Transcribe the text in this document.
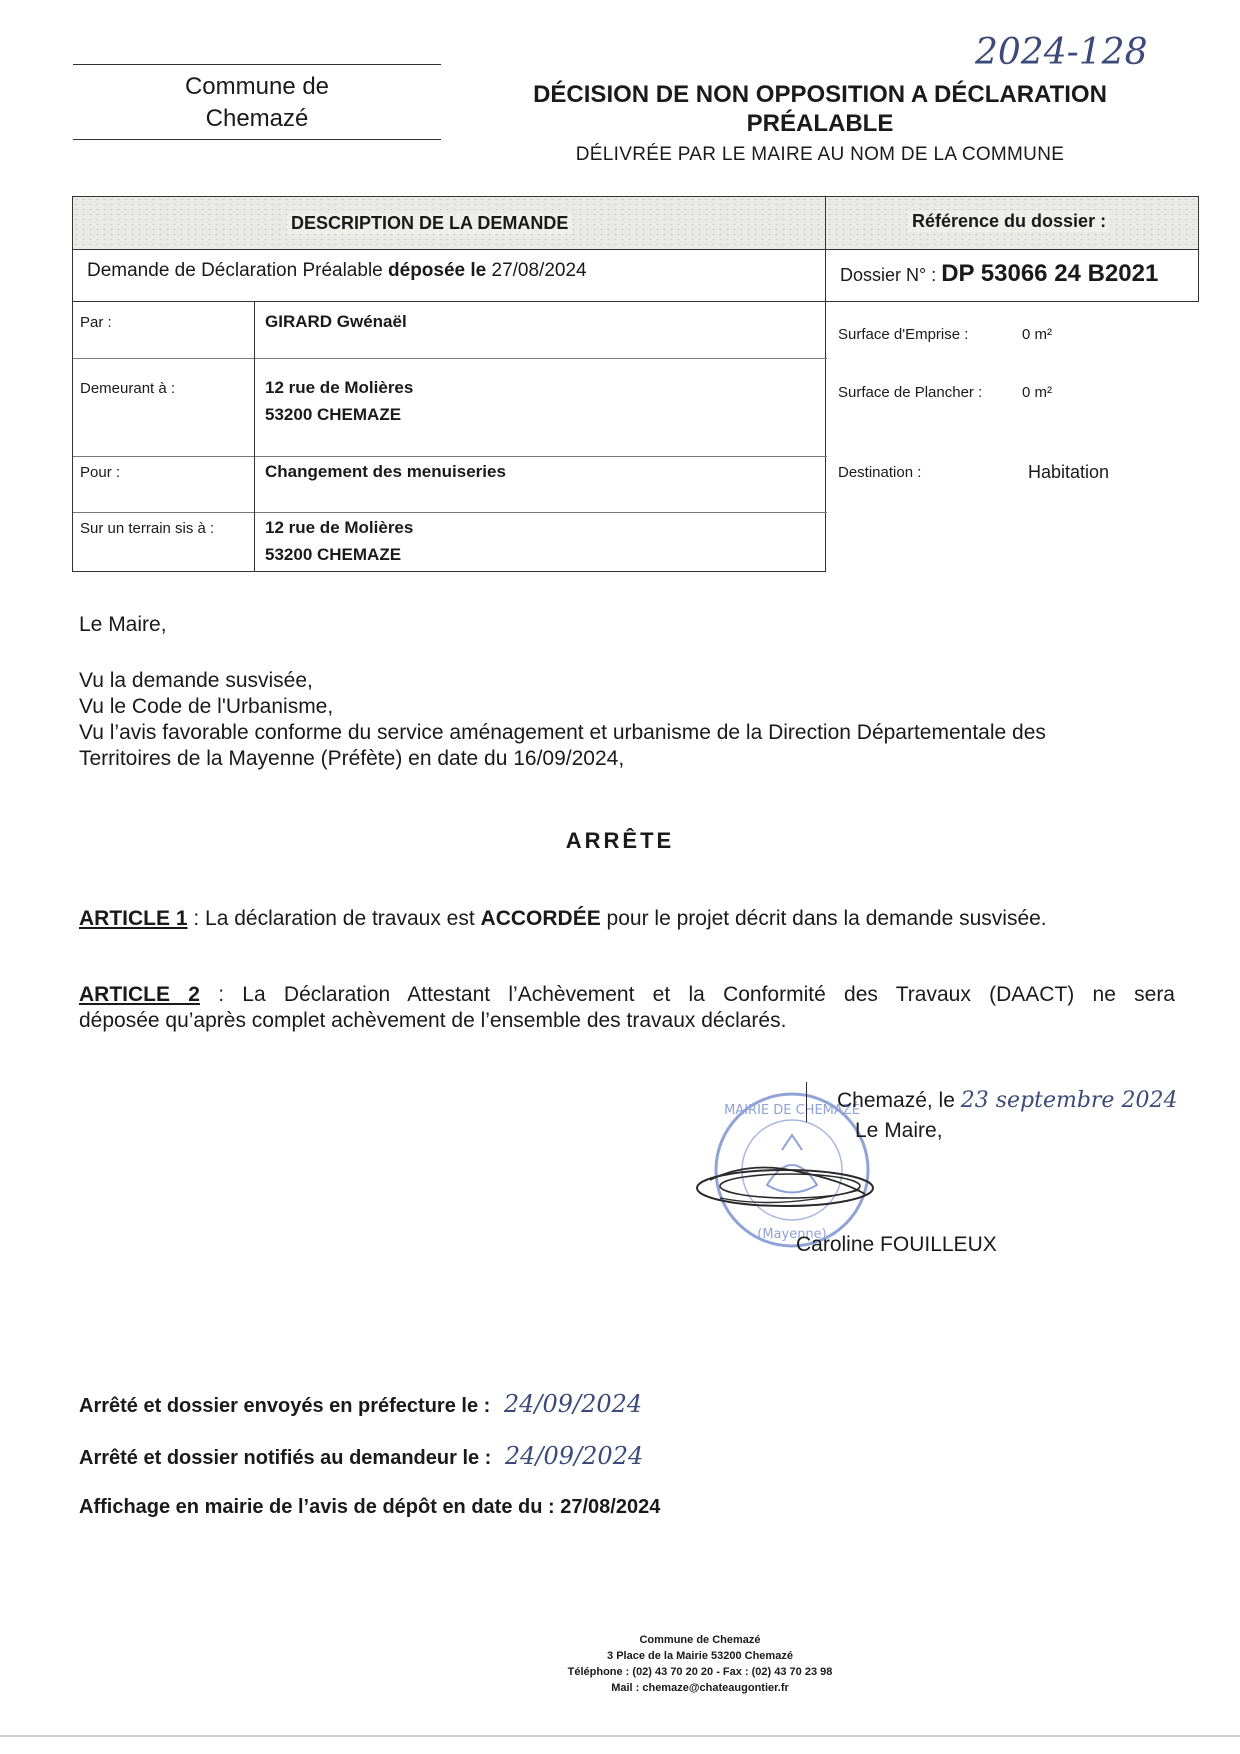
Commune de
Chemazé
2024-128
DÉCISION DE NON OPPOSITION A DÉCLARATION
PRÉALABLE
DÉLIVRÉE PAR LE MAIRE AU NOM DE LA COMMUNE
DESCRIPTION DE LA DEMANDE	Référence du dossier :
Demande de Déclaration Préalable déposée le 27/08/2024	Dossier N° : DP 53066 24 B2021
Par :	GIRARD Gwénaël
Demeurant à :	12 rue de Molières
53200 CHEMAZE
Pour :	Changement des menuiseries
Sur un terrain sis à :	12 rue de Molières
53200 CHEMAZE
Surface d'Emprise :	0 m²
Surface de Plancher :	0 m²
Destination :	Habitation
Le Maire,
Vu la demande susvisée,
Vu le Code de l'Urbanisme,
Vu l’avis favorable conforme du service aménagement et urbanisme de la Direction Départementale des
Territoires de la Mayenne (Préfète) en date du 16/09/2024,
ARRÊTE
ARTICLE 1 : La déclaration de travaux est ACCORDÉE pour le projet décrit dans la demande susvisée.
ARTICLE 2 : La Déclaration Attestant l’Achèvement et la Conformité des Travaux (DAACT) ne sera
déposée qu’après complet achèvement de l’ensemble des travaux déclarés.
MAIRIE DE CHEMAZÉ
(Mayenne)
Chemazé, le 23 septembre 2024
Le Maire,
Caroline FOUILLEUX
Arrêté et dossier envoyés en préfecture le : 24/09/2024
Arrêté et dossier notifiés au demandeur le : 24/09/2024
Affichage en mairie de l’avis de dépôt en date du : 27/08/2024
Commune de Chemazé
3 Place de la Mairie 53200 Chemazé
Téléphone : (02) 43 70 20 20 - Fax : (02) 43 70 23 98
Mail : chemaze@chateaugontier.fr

Task details: Quote in full the listing given above; the images are to be left out.

Response:
Transcribe the text in this document.
Commune de
Chemazé
2024-128
DÉCISION DE NON OPPOSITION A DÉCLARATION
PRÉALABLE
DÉLIVRÉE PAR LE MAIRE AU NOM DE LA COMMUNE
DESCRIPTION DE LA DEMANDE	Référence du dossier :
Demande de Déclaration Préalable déposée le 27/08/2024	Dossier N° : DP 53066 24 B2021
Par :	GIRARD Gwénaël
Demeurant à :	12 rue de Molières
53200 CHEMAZE
Pour :	Changement des menuiseries
Sur un terrain sis à :	12 rue de Molières
53200 CHEMAZE
Surface d'Emprise :	0 m²
Surface de Plancher :	0 m²
Destination :	Habitation
Le Maire,
Vu la demande susvisée,
Vu le Code de l'Urbanisme,
Vu l’avis favorable conforme du service aménagement et urbanisme de la Direction Départementale des
Territoires de la Mayenne (Préfète) en date du 16/09/2024,
ARRÊTE
ARTICLE 1 : La déclaration de travaux est ACCORDÉE pour le projet décrit dans la demande susvisée.
ARTICLE 2 : La Déclaration Attestant l’Achèvement et la Conformité des Travaux (DAACT) ne sera
déposée qu’après complet achèvement de l’ensemble des travaux déclarés.
MAIRIE DE CHEMAZÉ
(Mayenne)
Chemazé, le 23 septembre 2024
Le Maire,
Caroline FOUILLEUX
Arrêté et dossier envoyés en préfecture le : 24/09/2024
Arrêté et dossier notifiés au demandeur le : 24/09/2024
Affichage en mairie de l’avis de dépôt en date du : 27/08/2024
Commune de Chemazé
3 Place de la Mairie 53200 Chemazé
Téléphone : (02) 43 70 20 20 - Fax : (02) 43 70 23 98
Mail : chemaze@chateaugontier.fr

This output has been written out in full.